(INSTRUCTIONS FOR THE TASK): Pick out every line in the data below that contains the word "Central" and copy each one in full.

** start DATA IN THIS EXERCISE **

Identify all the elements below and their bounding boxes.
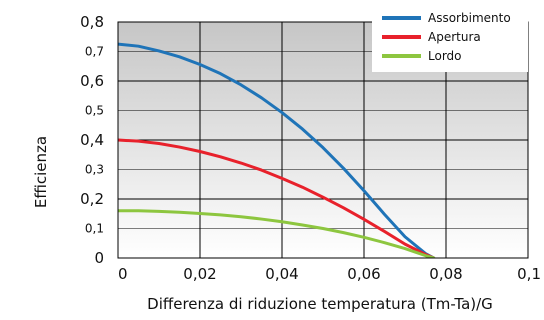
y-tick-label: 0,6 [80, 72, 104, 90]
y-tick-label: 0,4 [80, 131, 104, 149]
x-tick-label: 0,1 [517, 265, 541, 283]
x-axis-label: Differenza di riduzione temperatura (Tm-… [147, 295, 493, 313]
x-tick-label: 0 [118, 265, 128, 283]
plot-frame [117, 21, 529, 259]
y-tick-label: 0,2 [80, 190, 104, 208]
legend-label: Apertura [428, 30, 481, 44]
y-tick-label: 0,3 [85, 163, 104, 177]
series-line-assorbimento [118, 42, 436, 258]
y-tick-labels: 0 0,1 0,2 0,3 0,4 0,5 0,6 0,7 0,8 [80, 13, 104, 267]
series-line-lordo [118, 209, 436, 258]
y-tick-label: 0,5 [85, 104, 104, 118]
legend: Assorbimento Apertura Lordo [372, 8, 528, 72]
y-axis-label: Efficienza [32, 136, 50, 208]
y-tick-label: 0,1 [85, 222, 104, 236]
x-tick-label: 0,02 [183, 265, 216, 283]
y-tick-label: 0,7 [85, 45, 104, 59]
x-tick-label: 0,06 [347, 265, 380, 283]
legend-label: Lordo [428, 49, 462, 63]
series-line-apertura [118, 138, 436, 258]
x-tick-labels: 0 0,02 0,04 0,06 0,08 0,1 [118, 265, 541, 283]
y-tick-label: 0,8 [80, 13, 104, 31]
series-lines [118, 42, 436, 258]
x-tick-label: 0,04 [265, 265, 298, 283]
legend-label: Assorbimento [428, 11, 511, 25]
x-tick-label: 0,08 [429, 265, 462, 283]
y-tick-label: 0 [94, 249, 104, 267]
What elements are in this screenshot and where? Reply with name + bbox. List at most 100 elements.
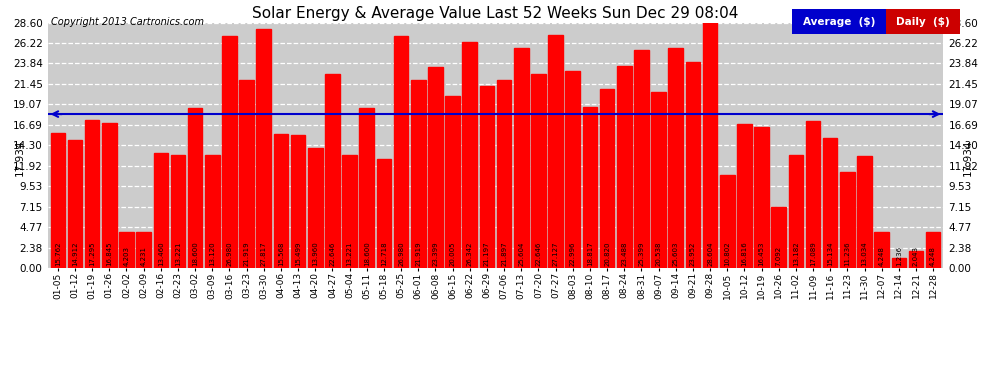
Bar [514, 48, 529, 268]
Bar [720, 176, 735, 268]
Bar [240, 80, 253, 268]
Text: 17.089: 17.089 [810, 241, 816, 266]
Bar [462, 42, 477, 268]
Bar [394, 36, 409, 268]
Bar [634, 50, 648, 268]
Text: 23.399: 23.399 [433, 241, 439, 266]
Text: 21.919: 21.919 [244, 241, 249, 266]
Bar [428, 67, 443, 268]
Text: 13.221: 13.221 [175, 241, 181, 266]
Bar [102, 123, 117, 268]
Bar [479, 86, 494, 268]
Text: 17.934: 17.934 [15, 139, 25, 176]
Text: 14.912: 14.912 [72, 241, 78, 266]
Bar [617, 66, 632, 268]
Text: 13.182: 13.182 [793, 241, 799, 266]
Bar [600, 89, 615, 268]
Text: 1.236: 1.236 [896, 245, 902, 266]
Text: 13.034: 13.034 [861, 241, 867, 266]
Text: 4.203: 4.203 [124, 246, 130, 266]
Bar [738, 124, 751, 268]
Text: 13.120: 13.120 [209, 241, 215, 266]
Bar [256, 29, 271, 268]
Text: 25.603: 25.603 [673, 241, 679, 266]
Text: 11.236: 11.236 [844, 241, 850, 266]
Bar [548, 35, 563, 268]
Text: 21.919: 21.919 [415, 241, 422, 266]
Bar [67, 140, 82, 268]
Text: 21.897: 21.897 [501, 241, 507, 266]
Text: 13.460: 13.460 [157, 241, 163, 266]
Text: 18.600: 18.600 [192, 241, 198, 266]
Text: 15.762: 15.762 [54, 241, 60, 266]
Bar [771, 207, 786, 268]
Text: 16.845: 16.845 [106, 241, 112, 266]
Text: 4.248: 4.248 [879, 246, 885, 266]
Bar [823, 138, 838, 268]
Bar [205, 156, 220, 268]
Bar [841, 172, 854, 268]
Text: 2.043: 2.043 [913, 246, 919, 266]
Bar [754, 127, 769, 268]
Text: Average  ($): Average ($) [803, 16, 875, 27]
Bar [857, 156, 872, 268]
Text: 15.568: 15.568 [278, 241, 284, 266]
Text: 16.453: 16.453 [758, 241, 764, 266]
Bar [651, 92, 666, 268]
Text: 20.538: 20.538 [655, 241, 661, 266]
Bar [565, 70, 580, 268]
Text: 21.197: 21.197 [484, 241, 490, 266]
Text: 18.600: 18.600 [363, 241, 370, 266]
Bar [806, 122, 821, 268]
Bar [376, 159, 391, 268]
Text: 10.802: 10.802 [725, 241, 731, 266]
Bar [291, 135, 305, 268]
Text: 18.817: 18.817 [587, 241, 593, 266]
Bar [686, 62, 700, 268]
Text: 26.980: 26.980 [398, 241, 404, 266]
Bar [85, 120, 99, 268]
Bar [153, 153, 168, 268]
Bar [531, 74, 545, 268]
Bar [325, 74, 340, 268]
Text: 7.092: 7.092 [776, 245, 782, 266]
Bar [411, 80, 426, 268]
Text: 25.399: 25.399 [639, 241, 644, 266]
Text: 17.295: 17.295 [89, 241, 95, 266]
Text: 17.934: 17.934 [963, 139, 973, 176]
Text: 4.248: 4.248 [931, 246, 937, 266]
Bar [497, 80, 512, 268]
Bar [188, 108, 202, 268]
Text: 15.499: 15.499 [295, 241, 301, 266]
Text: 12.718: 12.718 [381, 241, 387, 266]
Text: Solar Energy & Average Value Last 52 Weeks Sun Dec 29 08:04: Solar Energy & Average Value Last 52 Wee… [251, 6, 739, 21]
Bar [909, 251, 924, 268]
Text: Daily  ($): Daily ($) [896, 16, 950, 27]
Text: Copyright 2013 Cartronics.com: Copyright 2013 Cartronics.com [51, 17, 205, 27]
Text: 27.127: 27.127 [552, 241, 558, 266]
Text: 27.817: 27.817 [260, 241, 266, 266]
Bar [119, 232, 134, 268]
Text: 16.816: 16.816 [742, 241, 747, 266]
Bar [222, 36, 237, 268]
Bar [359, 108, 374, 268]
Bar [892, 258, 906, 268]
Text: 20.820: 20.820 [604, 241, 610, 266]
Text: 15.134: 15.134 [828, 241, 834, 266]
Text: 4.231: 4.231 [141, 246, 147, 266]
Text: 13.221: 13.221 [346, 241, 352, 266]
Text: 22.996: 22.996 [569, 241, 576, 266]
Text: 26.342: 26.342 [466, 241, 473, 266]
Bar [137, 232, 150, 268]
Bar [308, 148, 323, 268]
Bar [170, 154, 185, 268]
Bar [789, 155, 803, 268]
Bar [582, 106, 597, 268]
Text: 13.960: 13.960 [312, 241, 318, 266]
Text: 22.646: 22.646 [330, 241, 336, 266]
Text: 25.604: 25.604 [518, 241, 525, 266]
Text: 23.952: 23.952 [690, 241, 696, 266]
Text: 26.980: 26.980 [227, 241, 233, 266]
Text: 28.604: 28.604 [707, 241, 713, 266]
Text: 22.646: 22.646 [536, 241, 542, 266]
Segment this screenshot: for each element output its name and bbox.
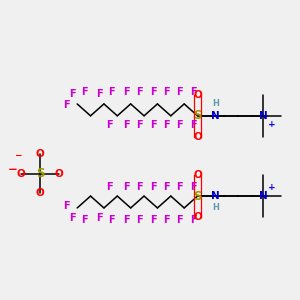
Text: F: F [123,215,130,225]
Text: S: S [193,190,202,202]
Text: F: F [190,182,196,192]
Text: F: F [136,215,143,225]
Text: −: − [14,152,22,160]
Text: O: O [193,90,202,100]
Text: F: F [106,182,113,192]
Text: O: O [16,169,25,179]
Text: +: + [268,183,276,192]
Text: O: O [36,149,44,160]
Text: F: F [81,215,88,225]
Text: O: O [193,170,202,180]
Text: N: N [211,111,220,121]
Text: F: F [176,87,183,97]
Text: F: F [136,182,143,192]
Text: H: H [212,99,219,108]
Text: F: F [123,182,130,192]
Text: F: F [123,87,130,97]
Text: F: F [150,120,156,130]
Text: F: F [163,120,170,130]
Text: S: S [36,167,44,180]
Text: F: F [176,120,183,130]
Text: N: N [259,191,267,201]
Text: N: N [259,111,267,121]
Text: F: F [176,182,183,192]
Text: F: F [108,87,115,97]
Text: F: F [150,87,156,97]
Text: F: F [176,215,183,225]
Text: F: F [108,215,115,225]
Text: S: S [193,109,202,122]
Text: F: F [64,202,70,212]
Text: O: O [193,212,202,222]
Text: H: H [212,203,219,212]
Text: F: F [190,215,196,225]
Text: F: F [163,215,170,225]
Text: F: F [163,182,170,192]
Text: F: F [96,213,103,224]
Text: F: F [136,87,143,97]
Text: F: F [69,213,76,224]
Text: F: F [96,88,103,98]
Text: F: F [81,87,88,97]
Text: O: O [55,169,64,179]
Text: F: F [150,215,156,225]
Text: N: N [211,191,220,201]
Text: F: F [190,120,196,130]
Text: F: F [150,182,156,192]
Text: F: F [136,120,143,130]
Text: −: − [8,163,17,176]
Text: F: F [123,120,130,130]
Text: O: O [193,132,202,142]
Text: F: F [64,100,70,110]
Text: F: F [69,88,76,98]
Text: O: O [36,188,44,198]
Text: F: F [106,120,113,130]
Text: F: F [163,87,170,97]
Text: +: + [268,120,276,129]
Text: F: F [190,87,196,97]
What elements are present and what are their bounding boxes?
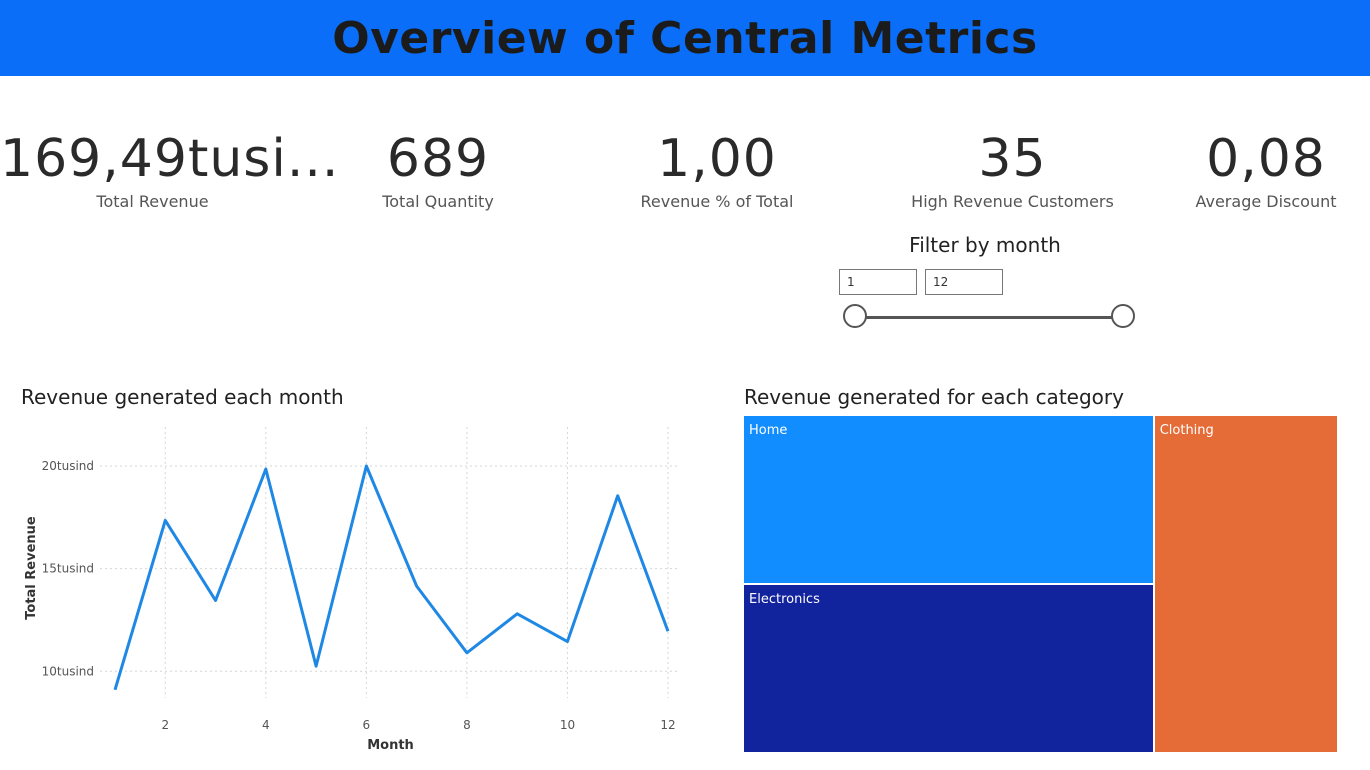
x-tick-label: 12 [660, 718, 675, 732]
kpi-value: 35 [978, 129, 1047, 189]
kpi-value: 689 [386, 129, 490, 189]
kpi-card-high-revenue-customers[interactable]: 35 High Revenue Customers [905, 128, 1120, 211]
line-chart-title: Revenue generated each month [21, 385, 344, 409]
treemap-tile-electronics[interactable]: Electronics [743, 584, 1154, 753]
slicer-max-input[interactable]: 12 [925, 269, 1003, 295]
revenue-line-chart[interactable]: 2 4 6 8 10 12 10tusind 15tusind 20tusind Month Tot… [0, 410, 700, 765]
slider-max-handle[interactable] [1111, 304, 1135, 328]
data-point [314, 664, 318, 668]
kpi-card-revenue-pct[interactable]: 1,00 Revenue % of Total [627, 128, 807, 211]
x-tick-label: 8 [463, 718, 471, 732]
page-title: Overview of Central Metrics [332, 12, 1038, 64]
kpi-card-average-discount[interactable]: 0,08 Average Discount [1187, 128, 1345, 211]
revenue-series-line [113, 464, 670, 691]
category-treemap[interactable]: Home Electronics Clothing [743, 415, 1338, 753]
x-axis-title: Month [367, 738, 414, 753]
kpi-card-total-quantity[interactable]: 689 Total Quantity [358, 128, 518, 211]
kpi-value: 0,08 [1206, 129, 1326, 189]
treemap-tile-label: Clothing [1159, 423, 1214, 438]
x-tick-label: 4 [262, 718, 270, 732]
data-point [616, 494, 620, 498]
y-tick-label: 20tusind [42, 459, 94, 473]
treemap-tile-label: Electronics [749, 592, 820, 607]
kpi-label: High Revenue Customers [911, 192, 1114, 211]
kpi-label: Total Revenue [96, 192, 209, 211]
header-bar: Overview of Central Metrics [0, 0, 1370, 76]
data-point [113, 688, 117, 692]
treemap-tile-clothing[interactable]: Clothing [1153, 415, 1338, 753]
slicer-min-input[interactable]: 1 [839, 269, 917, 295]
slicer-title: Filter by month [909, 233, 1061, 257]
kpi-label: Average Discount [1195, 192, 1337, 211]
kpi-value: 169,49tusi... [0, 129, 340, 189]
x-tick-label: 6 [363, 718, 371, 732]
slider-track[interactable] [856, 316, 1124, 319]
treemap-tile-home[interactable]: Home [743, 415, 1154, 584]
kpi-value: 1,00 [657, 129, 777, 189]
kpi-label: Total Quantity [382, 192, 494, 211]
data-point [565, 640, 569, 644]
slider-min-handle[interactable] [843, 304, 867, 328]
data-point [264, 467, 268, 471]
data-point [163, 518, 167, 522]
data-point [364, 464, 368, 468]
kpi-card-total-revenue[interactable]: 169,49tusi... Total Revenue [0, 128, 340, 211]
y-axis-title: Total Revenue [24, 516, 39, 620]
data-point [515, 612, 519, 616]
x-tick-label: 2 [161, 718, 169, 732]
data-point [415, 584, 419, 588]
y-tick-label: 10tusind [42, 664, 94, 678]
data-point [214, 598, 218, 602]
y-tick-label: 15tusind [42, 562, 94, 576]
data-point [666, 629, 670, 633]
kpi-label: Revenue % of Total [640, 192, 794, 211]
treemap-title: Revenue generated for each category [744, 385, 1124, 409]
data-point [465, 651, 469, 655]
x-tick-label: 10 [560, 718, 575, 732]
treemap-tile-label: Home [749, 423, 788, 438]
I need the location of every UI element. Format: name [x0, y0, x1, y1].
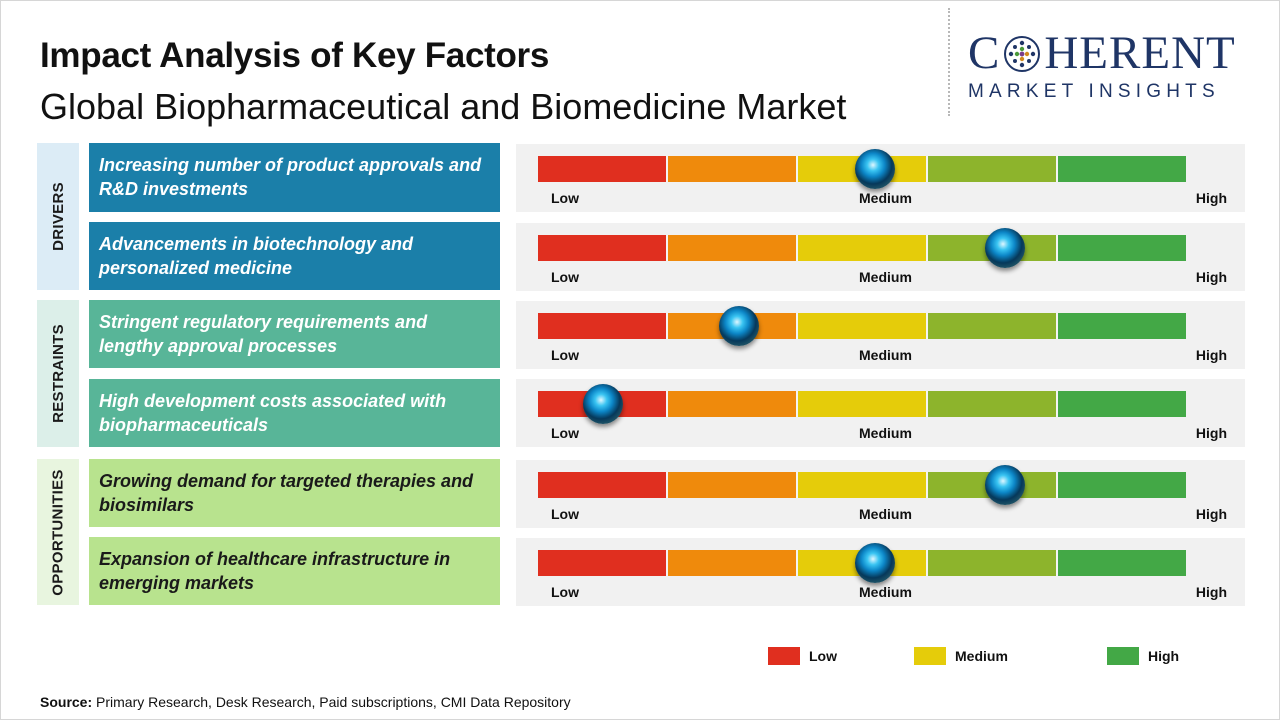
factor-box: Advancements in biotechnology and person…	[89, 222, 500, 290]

** end DATA IN THIS EXERCISE **

(REPLY):
page-title: Overview of Central Metrics [332, 12, 1038, 64]
header-bar: Overview of Central Metrics [0, 0, 1370, 76]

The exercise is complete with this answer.